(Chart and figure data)
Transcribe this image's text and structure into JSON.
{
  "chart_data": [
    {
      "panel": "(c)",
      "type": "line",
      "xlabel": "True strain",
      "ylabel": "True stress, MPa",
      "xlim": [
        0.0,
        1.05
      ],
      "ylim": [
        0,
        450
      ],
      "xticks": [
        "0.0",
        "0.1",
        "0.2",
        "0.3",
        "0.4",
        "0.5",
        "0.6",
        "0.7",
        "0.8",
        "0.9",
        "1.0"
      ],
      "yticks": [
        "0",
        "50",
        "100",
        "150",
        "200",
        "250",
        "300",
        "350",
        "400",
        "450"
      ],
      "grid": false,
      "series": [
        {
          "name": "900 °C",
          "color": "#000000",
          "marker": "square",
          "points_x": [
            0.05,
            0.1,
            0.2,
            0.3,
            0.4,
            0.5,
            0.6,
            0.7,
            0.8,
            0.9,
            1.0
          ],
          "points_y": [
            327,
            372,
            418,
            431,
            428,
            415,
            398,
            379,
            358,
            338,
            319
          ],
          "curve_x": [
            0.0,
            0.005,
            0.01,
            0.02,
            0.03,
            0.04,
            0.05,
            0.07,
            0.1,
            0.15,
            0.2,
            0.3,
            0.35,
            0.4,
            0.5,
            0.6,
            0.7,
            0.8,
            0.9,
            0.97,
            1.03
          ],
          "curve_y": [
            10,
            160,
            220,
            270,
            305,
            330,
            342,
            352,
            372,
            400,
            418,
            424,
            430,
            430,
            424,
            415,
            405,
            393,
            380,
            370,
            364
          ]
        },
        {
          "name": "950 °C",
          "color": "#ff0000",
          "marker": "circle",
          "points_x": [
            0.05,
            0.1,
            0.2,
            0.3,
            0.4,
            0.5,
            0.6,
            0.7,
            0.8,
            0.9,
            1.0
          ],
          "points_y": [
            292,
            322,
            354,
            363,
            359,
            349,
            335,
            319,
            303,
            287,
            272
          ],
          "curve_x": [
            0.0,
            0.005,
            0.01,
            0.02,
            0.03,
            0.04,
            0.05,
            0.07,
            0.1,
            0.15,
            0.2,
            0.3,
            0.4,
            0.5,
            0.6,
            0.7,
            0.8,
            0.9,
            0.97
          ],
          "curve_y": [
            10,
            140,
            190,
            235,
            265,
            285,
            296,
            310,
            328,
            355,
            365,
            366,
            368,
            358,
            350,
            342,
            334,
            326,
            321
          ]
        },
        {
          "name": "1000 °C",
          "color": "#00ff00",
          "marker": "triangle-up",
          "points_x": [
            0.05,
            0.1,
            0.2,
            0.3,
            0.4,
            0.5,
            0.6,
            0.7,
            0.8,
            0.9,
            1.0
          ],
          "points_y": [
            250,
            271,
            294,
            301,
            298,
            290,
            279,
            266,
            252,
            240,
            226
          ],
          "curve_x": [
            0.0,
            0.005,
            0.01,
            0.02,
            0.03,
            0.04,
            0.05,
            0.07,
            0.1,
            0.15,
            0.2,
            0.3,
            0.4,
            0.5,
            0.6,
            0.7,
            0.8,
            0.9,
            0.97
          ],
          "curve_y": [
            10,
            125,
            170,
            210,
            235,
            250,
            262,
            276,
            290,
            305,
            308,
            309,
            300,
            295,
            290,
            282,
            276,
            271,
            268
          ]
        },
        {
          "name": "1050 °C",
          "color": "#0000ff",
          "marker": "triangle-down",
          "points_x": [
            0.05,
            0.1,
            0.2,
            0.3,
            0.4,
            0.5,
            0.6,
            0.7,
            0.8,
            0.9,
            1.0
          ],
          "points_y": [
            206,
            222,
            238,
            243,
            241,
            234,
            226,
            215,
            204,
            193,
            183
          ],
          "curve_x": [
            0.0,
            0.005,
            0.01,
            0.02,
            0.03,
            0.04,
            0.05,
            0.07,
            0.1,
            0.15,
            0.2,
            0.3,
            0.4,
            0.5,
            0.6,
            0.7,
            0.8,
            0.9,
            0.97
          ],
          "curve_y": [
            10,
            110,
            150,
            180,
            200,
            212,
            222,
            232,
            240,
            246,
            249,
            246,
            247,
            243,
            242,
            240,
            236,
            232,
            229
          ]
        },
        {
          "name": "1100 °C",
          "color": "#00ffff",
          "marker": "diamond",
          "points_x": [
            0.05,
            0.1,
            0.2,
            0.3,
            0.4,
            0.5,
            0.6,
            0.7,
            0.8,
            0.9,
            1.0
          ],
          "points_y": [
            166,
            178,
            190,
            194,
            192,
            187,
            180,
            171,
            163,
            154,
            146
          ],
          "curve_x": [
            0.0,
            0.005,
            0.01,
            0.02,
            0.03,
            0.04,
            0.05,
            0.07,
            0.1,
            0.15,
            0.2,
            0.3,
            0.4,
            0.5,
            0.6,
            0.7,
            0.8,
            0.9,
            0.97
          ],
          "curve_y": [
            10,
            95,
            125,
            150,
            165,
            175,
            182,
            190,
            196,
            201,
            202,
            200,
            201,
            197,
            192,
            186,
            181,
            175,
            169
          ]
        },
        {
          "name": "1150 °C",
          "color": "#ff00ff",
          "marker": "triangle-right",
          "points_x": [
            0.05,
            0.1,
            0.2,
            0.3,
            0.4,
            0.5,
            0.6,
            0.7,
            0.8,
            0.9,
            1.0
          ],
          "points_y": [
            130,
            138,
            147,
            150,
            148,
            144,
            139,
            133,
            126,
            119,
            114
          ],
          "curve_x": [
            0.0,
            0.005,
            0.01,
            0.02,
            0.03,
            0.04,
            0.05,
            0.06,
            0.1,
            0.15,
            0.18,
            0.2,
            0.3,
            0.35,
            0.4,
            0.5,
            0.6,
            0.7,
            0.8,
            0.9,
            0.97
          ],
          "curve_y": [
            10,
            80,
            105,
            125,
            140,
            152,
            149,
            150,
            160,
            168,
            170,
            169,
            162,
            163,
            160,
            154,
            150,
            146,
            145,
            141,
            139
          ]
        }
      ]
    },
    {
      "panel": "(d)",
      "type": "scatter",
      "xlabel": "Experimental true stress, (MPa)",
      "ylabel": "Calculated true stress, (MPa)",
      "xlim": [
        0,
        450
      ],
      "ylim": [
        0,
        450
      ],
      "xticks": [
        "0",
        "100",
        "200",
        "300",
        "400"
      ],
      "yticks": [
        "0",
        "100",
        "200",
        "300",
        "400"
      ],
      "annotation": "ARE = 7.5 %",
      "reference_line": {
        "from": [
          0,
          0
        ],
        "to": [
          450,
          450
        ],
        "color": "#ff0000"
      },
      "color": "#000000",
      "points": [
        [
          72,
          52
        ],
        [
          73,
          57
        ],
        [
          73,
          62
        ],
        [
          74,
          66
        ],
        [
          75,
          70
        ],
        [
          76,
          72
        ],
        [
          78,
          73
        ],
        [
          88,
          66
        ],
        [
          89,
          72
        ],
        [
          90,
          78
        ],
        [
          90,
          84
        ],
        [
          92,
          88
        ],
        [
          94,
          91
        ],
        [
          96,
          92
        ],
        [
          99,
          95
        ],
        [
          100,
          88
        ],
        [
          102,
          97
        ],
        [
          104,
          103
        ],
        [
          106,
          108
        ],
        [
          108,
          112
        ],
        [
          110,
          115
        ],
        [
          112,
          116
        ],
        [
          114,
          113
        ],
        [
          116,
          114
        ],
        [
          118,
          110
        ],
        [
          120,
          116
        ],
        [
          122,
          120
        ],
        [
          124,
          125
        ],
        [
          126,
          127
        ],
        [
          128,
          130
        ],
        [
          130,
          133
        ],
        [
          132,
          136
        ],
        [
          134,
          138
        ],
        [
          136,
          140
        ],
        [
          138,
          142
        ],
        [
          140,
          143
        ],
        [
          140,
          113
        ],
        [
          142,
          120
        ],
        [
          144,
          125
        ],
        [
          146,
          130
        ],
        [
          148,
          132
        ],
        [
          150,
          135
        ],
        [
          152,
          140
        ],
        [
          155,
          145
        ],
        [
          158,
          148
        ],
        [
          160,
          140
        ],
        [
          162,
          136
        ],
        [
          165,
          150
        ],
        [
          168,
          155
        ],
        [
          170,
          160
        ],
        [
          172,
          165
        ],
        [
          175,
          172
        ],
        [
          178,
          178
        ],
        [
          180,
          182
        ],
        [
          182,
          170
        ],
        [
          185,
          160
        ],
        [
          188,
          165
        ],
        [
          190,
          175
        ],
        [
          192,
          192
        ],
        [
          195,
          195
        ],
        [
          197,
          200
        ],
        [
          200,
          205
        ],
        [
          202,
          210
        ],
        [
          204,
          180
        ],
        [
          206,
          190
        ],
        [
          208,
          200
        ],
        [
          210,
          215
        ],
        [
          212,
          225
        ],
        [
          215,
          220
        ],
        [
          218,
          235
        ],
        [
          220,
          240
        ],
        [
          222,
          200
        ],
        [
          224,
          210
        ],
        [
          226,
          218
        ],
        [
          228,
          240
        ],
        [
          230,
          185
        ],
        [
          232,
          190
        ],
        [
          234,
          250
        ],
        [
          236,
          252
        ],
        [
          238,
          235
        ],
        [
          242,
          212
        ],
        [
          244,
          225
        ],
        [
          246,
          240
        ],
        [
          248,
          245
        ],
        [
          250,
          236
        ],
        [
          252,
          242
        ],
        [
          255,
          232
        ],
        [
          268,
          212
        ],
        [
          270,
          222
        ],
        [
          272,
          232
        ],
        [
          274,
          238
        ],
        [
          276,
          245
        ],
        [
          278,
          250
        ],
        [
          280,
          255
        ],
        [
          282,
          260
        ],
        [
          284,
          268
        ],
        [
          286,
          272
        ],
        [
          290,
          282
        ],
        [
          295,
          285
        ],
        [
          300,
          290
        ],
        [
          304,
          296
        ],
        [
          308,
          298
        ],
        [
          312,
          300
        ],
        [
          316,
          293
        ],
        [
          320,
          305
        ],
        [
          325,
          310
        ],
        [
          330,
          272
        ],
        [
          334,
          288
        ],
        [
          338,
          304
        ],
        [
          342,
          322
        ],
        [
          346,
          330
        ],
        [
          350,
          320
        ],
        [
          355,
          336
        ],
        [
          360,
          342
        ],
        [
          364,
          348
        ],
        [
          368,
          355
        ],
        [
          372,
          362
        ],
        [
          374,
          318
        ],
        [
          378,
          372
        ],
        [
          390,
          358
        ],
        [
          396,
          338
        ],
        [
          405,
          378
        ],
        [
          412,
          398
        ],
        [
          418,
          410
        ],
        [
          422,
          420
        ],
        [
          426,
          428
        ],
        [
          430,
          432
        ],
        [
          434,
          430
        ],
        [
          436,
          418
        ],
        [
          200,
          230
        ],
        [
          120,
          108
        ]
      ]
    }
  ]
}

### Written task
Search the entries for "xlabel" and copy out each line that has it.

### Expected output
      "xlabel": "True strain",
      "xlabel": "Experimental true stress, (MPa)",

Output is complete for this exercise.